__Records from a collection of figures__
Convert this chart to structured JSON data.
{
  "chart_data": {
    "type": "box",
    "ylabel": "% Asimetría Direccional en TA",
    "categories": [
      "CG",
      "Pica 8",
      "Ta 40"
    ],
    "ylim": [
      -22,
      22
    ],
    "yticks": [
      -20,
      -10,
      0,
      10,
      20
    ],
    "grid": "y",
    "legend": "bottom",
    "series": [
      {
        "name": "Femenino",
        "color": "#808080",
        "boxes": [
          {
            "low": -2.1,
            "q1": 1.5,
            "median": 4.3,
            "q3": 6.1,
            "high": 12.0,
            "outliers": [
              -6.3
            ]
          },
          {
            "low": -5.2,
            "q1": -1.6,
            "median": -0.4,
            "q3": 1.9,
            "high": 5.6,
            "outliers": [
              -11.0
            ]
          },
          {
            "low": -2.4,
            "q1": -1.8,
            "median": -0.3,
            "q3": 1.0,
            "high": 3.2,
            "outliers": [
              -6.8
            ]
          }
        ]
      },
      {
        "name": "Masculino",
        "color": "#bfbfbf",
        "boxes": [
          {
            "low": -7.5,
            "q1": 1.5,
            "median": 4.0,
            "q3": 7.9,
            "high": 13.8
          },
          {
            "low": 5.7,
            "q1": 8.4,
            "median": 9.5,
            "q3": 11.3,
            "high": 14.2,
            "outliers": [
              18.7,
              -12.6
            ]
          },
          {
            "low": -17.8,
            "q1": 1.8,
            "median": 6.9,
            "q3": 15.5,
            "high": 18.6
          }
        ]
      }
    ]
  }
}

__INSTRUCTIONS TO FOLLOW__
Copy out each line of the records that holds the string "high".

__TASK SOLUTION__
            "high": 12.0,
            "high": 5.6,
            "high": 3.2,
            "high": 13.8
            "high": 14.2,
            "high": 18.6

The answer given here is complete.